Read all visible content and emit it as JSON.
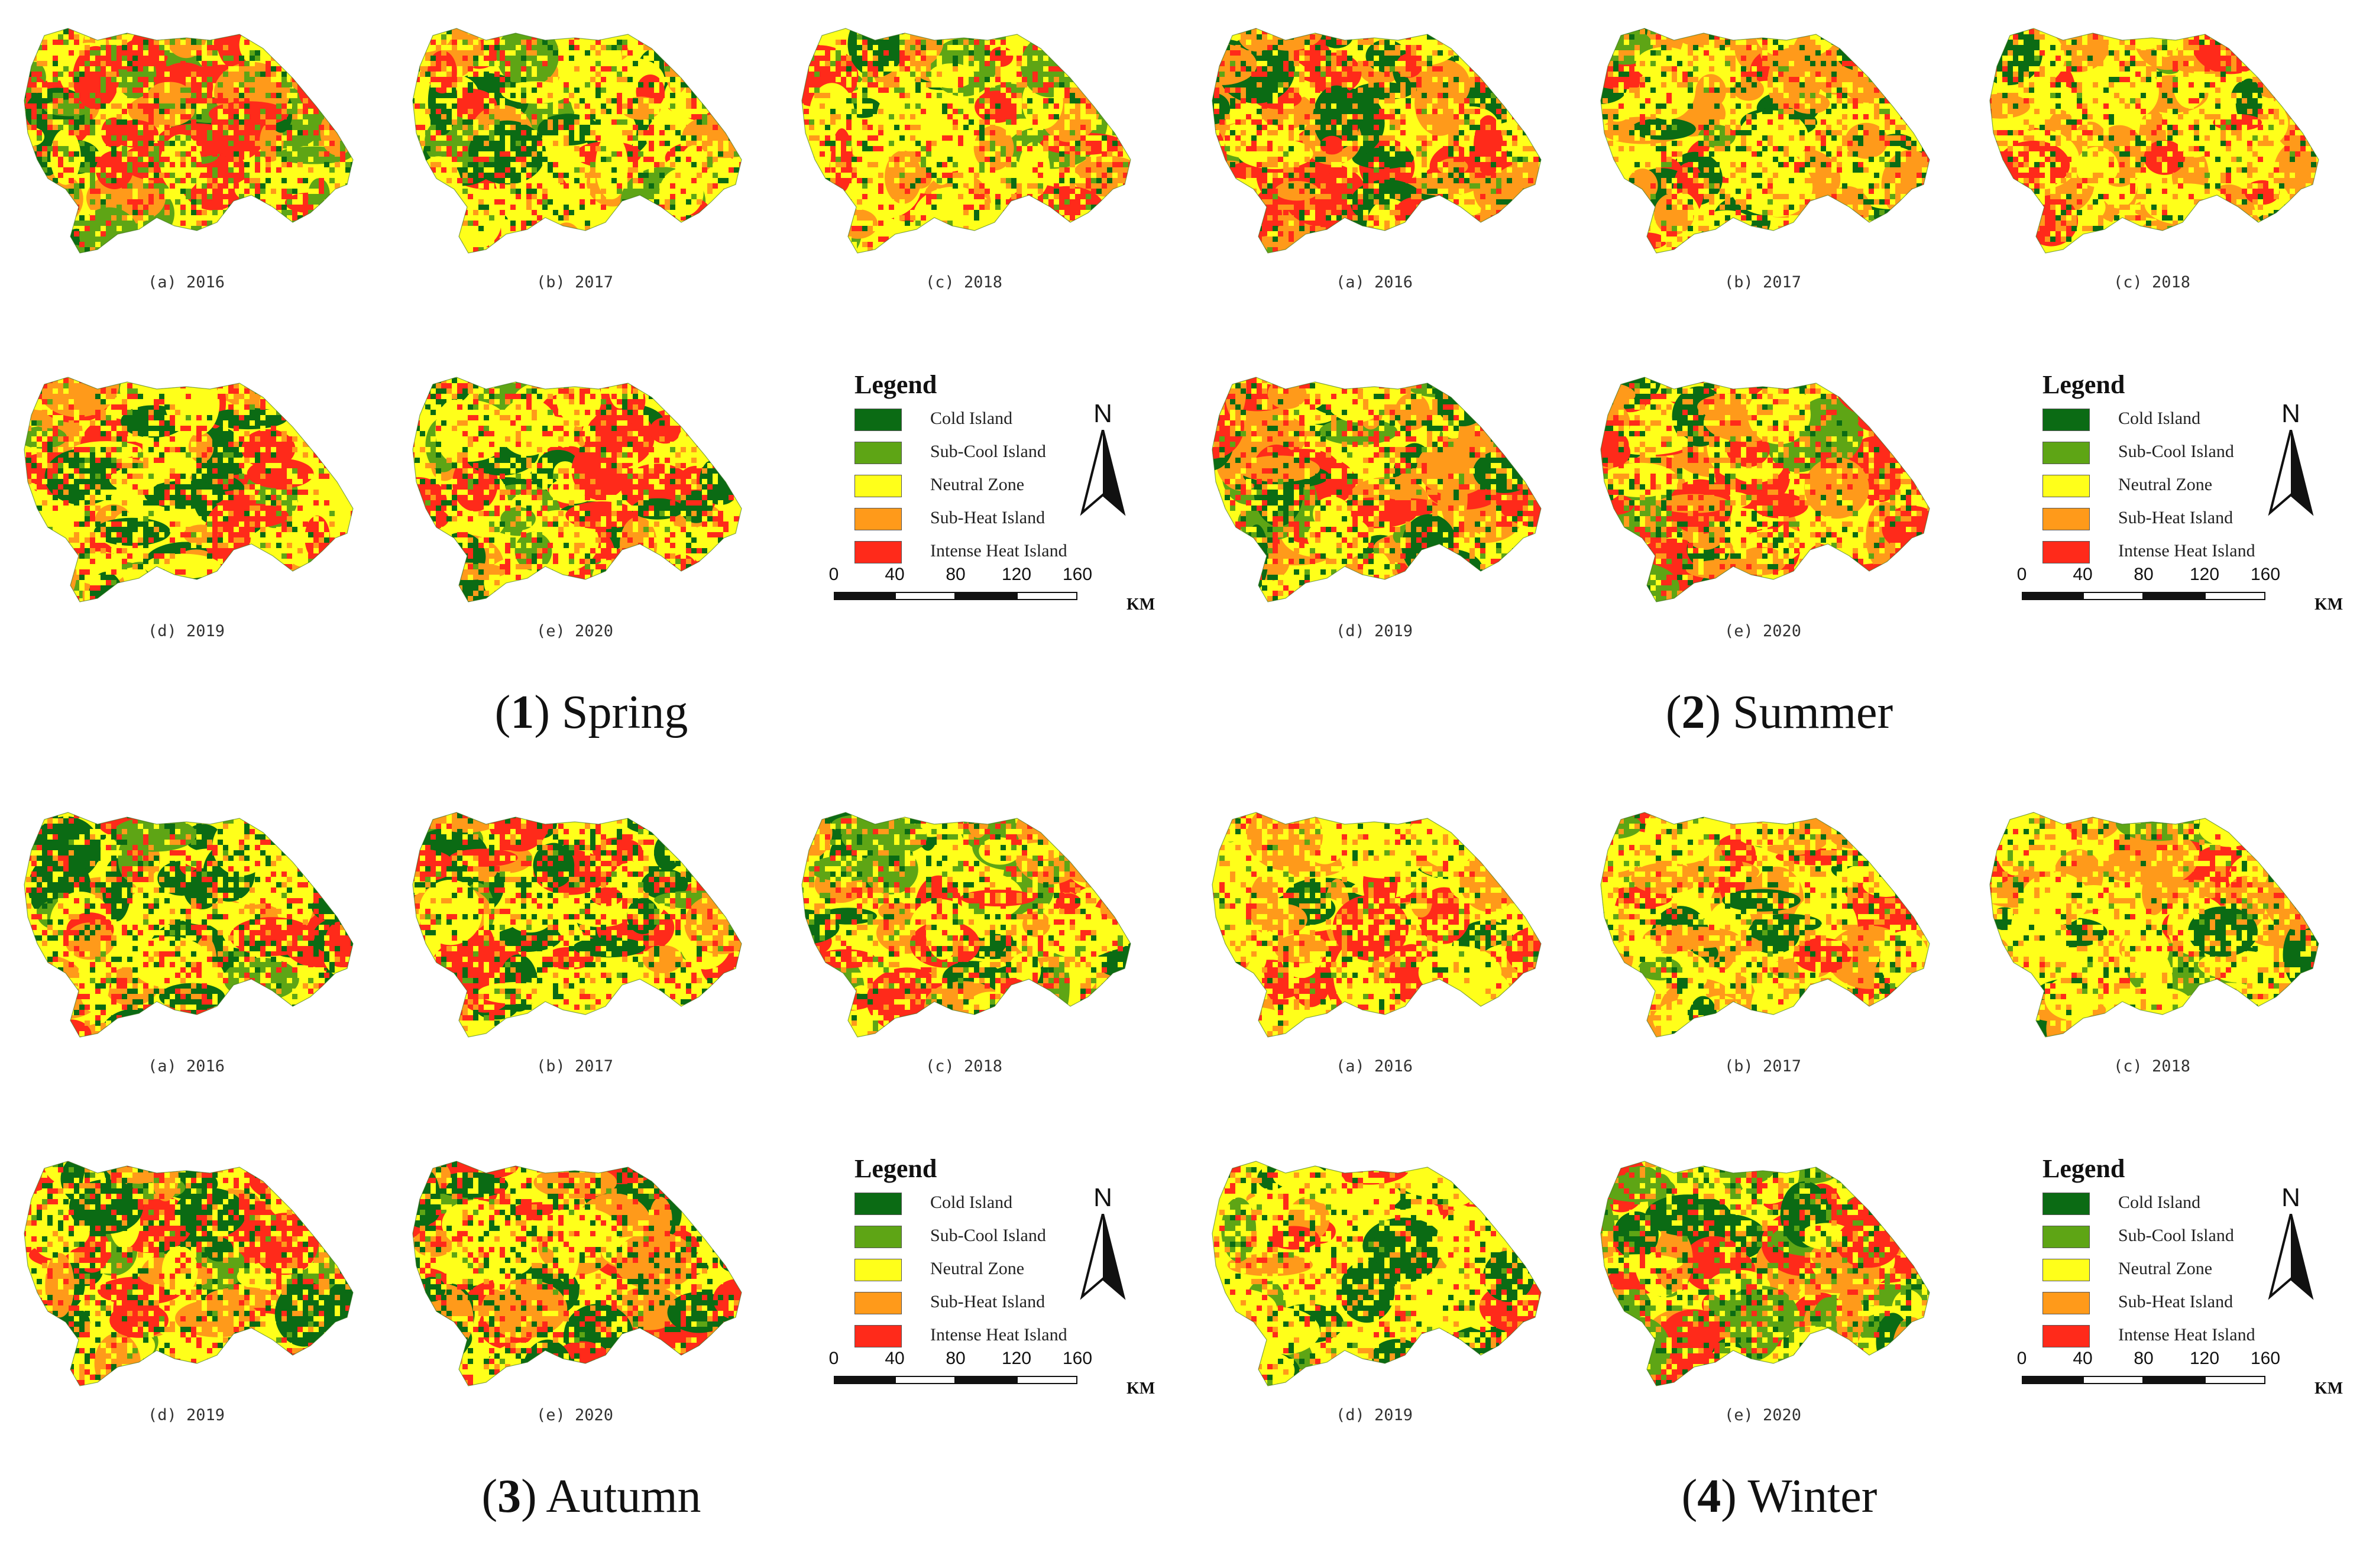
{
  "legend": {
    "title": "Legend",
    "classes": [
      {
        "label": "Cold Island",
        "color": "#0b6b14"
      },
      {
        "label": "Sub-Cool Island",
        "color": "#5ea515"
      },
      {
        "label": "Neutral Zone",
        "color": "#ffff1a"
      },
      {
        "label": "Sub-Heat Island",
        "color": "#ff9a1a"
      },
      {
        "label": "Intense Heat Island",
        "color": "#ff2a1a"
      }
    ],
    "north_label": "N",
    "scale": {
      "ticks": [
        "0",
        "40",
        "80",
        "120",
        "160"
      ],
      "unit": "KM"
    }
  },
  "panels": [
    {
      "number": "1",
      "name": "Spring",
      "maps": [
        {
          "caption": "(a) 2016",
          "mix": [
            0.1,
            0.26,
            0.22,
            0.12,
            0.3
          ]
        },
        {
          "caption": "(b) 2017",
          "mix": [
            0.16,
            0.08,
            0.44,
            0.14,
            0.18
          ]
        },
        {
          "caption": "(c) 2018",
          "mix": [
            0.07,
            0.1,
            0.46,
            0.15,
            0.22
          ]
        },
        {
          "caption": "(d) 2019",
          "mix": [
            0.12,
            0.06,
            0.4,
            0.16,
            0.26
          ]
        },
        {
          "caption": "(e) 2020",
          "mix": [
            0.12,
            0.05,
            0.41,
            0.16,
            0.26
          ]
        }
      ]
    },
    {
      "number": "2",
      "name": "Summer",
      "maps": [
        {
          "caption": "(a) 2016",
          "mix": [
            0.16,
            0.04,
            0.22,
            0.34,
            0.24
          ]
        },
        {
          "caption": "(b) 2017",
          "mix": [
            0.16,
            0.04,
            0.28,
            0.37,
            0.15
          ]
        },
        {
          "caption": "(c) 2018",
          "mix": [
            0.12,
            0.03,
            0.4,
            0.3,
            0.15
          ]
        },
        {
          "caption": "(d) 2019",
          "mix": [
            0.18,
            0.05,
            0.25,
            0.28,
            0.24
          ]
        },
        {
          "caption": "(e) 2020",
          "mix": [
            0.16,
            0.04,
            0.24,
            0.3,
            0.26
          ]
        }
      ]
    },
    {
      "number": "3",
      "name": "Autumn",
      "maps": [
        {
          "caption": "(a) 2016",
          "mix": [
            0.22,
            0.05,
            0.32,
            0.17,
            0.24
          ]
        },
        {
          "caption": "(b) 2017",
          "mix": [
            0.24,
            0.05,
            0.3,
            0.15,
            0.26
          ]
        },
        {
          "caption": "(c) 2018",
          "mix": [
            0.14,
            0.1,
            0.32,
            0.24,
            0.2
          ]
        },
        {
          "caption": "(d) 2019",
          "mix": [
            0.2,
            0.05,
            0.33,
            0.18,
            0.24
          ]
        },
        {
          "caption": "(e) 2020",
          "mix": [
            0.26,
            0.04,
            0.3,
            0.14,
            0.26
          ]
        }
      ]
    },
    {
      "number": "4",
      "name": "Winter",
      "maps": [
        {
          "caption": "(a) 2016",
          "mix": [
            0.08,
            0.05,
            0.5,
            0.2,
            0.17
          ]
        },
        {
          "caption": "(b) 2017",
          "mix": [
            0.12,
            0.05,
            0.42,
            0.31,
            0.1
          ]
        },
        {
          "caption": "(c) 2018",
          "mix": [
            0.12,
            0.05,
            0.43,
            0.31,
            0.09
          ]
        },
        {
          "caption": "(d) 2019",
          "mix": [
            0.12,
            0.05,
            0.48,
            0.2,
            0.15
          ]
        },
        {
          "caption": "(e) 2020",
          "mix": [
            0.16,
            0.22,
            0.24,
            0.16,
            0.22
          ]
        }
      ]
    }
  ]
}
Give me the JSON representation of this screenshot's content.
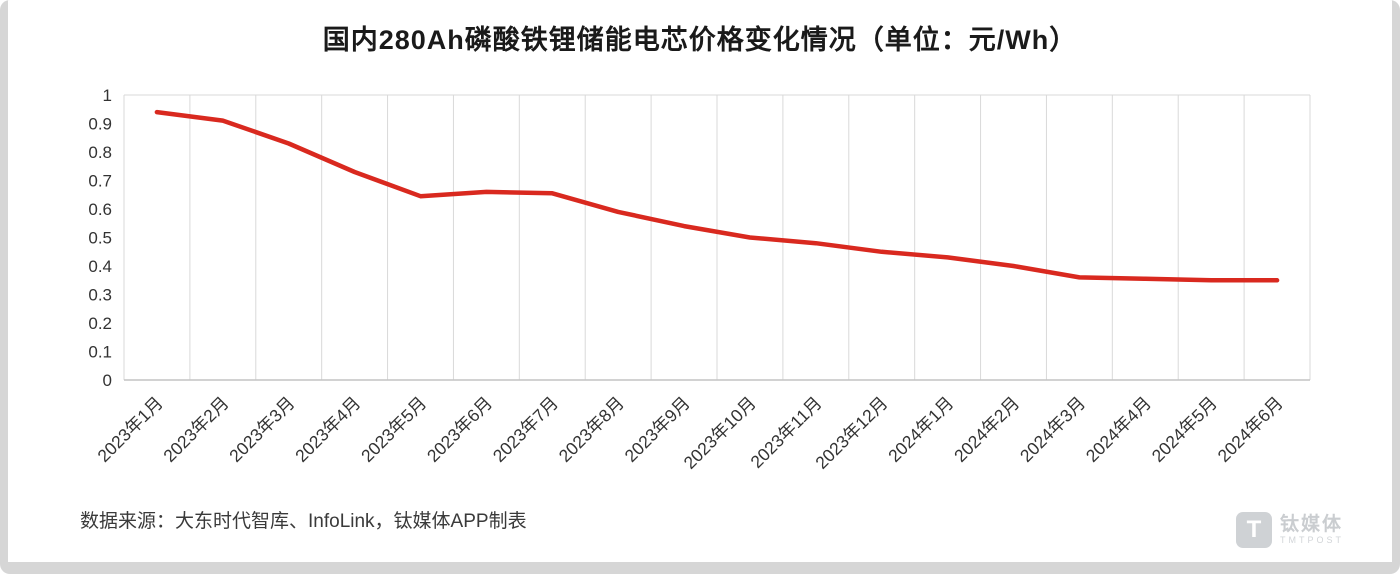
{
  "title": "国内280Ah磷酸铁锂储能电芯价格变化情况（单位：元/Wh）",
  "source_note": "数据来源：大东时代智库、InfoLink，钛媒体APP制表",
  "watermark": {
    "logo_letter": "T",
    "name": "钛媒体",
    "sub": "TMTPOST"
  },
  "chart_data": {
    "type": "line",
    "title": "国内280Ah磷酸铁锂储能电芯价格变化情况（单位：元/Wh）",
    "categories": [
      "2023年1月",
      "2023年2月",
      "2023年3月",
      "2023年4月",
      "2023年5月",
      "2023年6月",
      "2023年7月",
      "2023年8月",
      "2023年9月",
      "2023年10月",
      "2023年11月",
      "2023年12月",
      "2024年1月",
      "2024年2月",
      "2024年3月",
      "2024年4月",
      "2024年5月",
      "2024年6月"
    ],
    "values": [
      0.94,
      0.91,
      0.83,
      0.73,
      0.645,
      0.66,
      0.655,
      0.59,
      0.54,
      0.5,
      0.48,
      0.45,
      0.43,
      0.4,
      0.36,
      0.355,
      0.35,
      0.35
    ],
    "unit": "元/Wh",
    "ylim": [
      0,
      1
    ],
    "ytick_labels": [
      "0",
      "0.1",
      "0.2",
      "0.3",
      "0.4",
      "0.5",
      "0.6",
      "0.7",
      "0.8",
      "0.9",
      "1"
    ],
    "grid": "vertical",
    "legend": "none",
    "line_color": "#d9291f",
    "grid_color": "#d9d9d9",
    "axis_color": "#c4c4c4",
    "tick_label_color": "#333333"
  }
}
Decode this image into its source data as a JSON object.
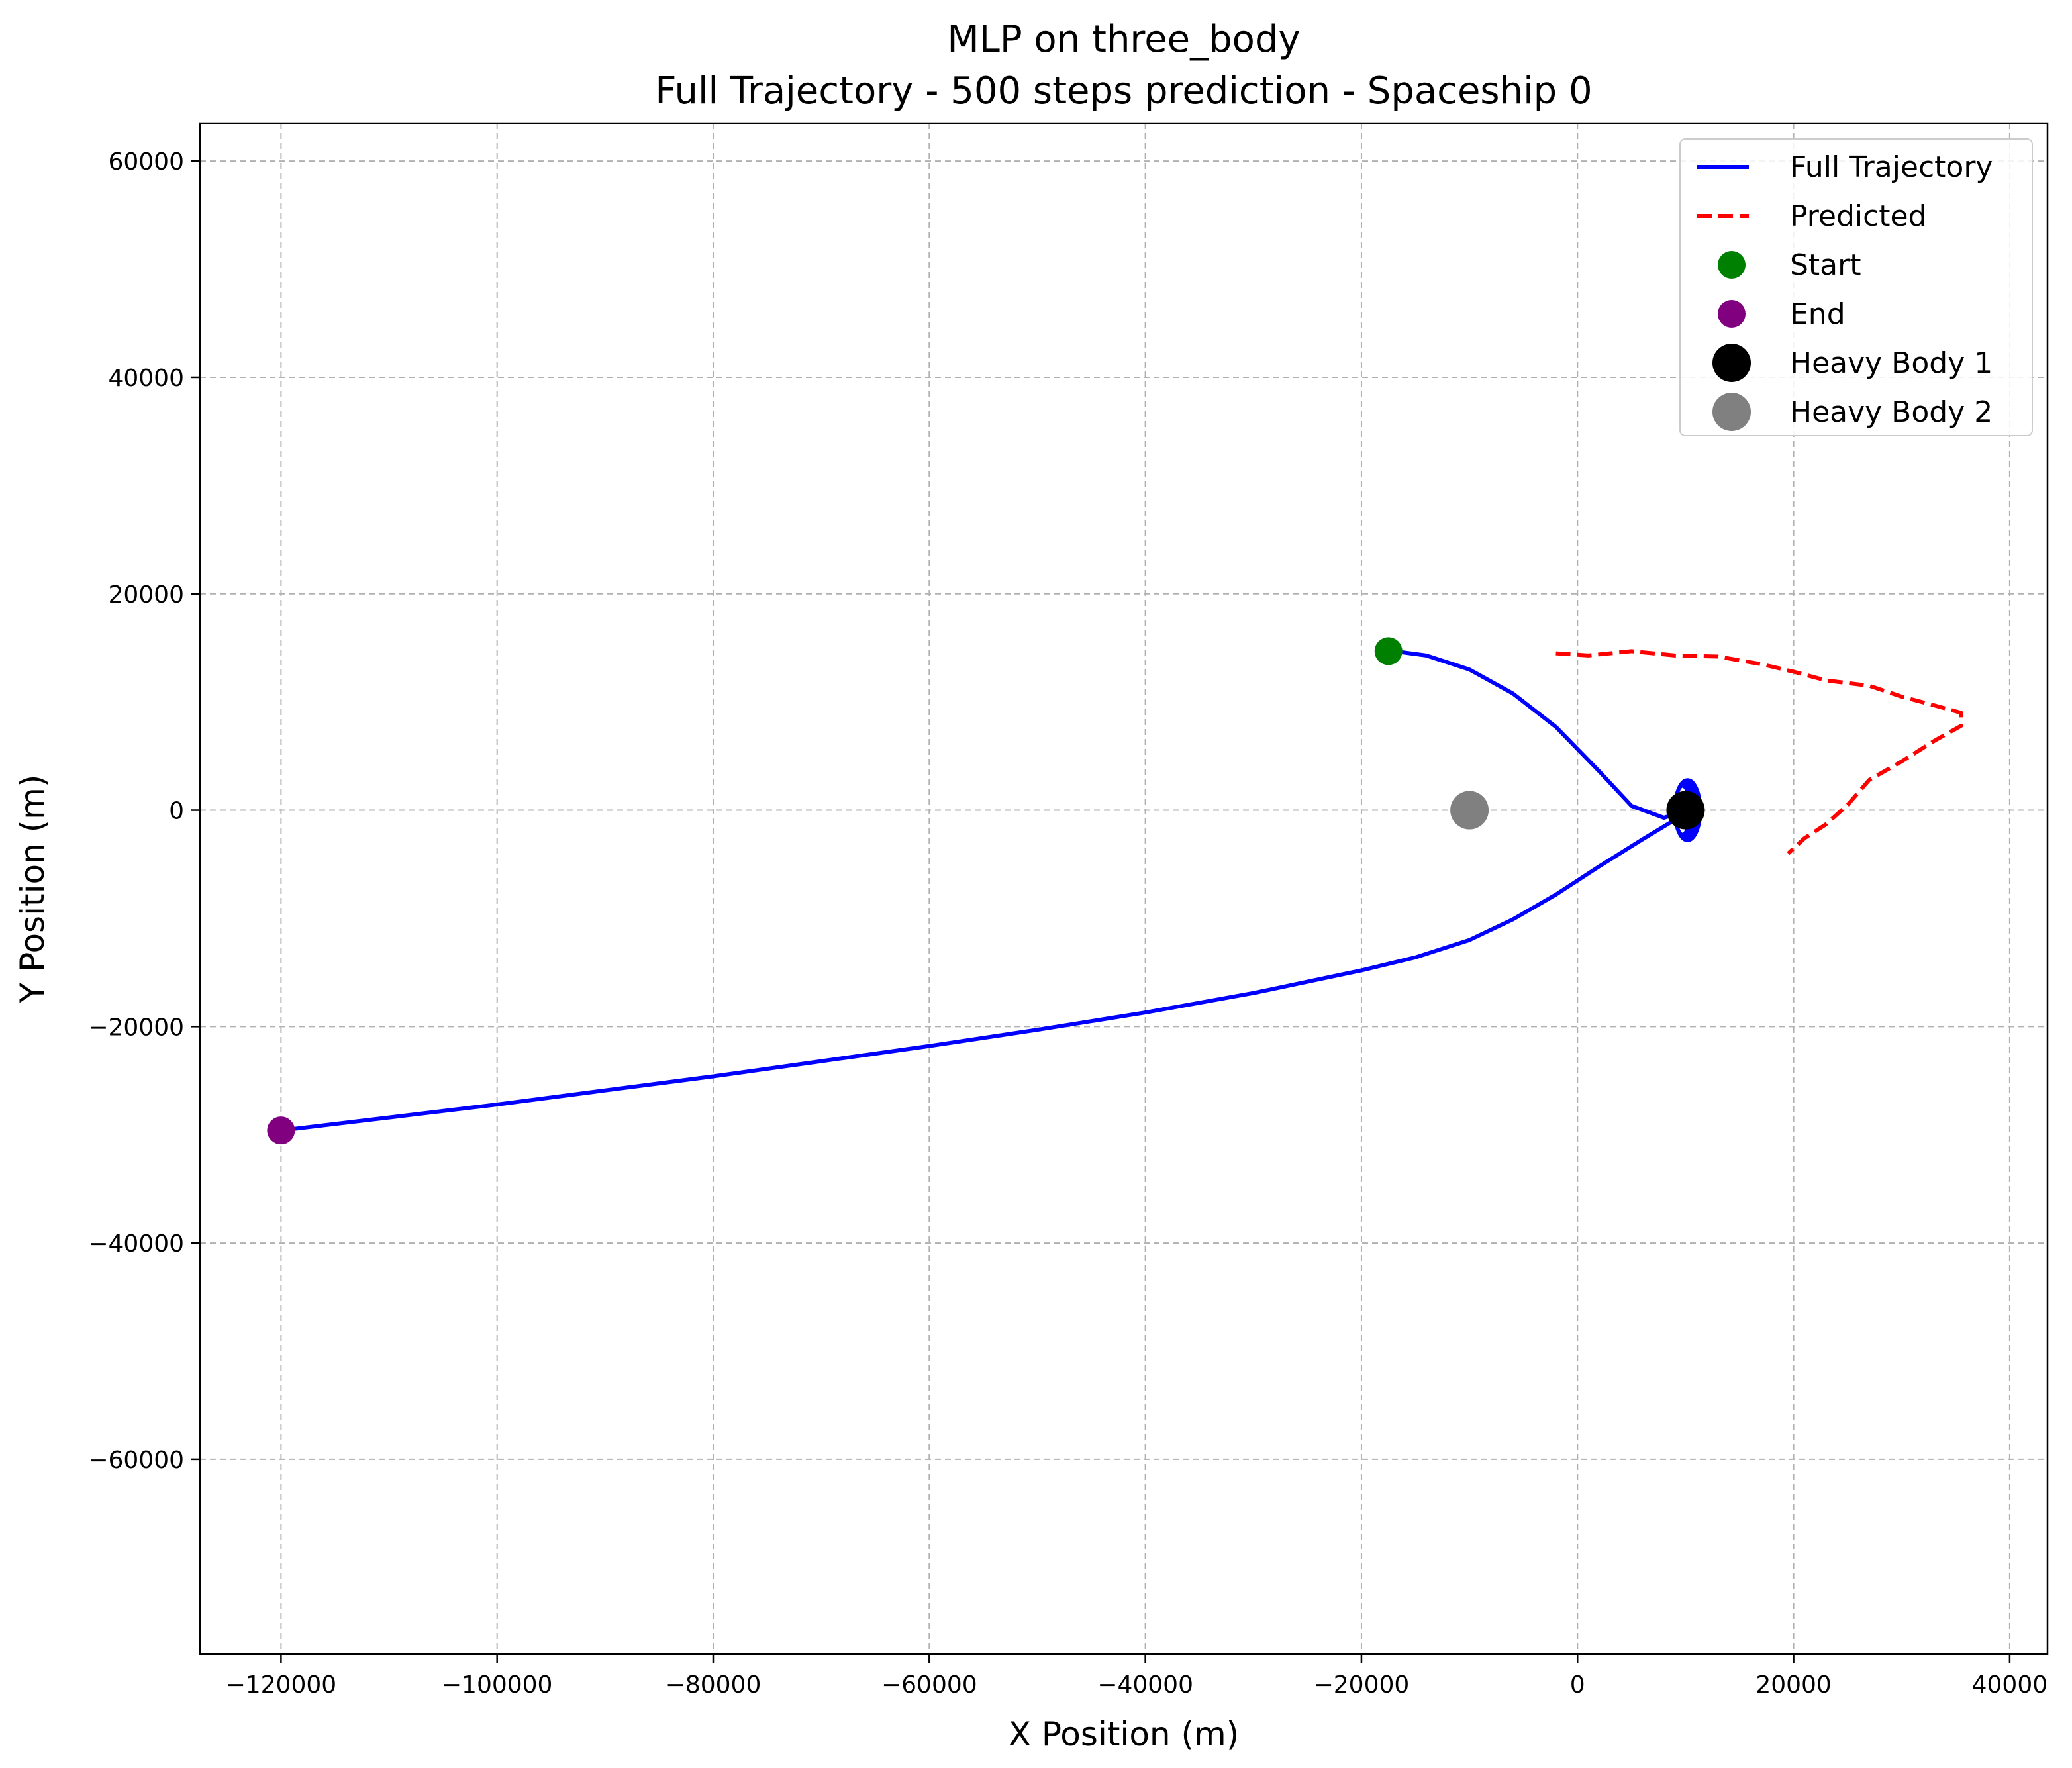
□ □ □ □
Description of the task — Lines containing the string "this" are to be selected and copied.

Reply to the task —
Give me the JSON representation of this screenshot's content.
Decode this image into its source data as a JSON object.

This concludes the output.